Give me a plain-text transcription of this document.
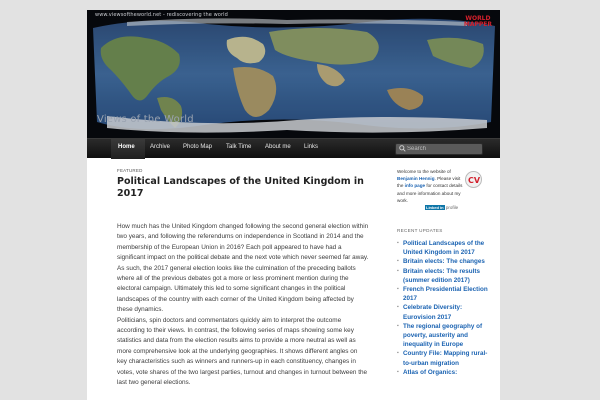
www.viewsoftheworld.net - rediscovering the world
Views of the World
WORLD
MAPPER
Home	Archive Photo Map Talk Time About me Links
Search
FEATURED
Political Landscapes of the United Kingdom in 2017

How much has the United Kingdom changed following the second general election within two years, and following the referendums on independence in Scotland in 2014 and the membership of the European Union in 2016? Each poll appeared to have had a significant impact on the political debate and the next vote which never seemed far away. As such, the 2017 general election looks like the culmination of the preceding ballots where all of the previous debates got a more or less prominent mention during the electoral campaign. Ultimately this led to some significant changes in the political landscapes of the country with each corner of the United Kingdom being affected by these dynamics.

Politicians, spin doctors and commentators quickly aim to interpret the outcome according to their views. In contrast, the following series of maps showing some key statistics and data from the election results aims to provide a more neutral as well as more comprehensive look at the underlying geographies. It shows different angles on key characteristics such as winners and runners-up in each constituency, changes in votes, vote shares of the two largest parties, turnout and changes in turnout between the last two general elections.

Welcome to the website of Benjamin Hennig. Please visit the info page for contact details and more information about my work.
CV
Linked in profile
RECENT UPDATES
▪ Political Landscapes of the United Kingdom in 2017
▪ Britain elects: The changes
▪ Britain elects: The results (summer edition 2017)
▪ French Presidential Election 2017
▪ Celebrate Diversity: Eurovision 2017
▪ The regional geography of poverty, austerity and inequality in Europe
▪ Country File: Mapping rural-to-urban migration
▪ Atlas of Organics:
────────────────
- [Work required]
Report how many lines of the entries hold the string "Britain". Provide the number alone.

- [Complete response]
2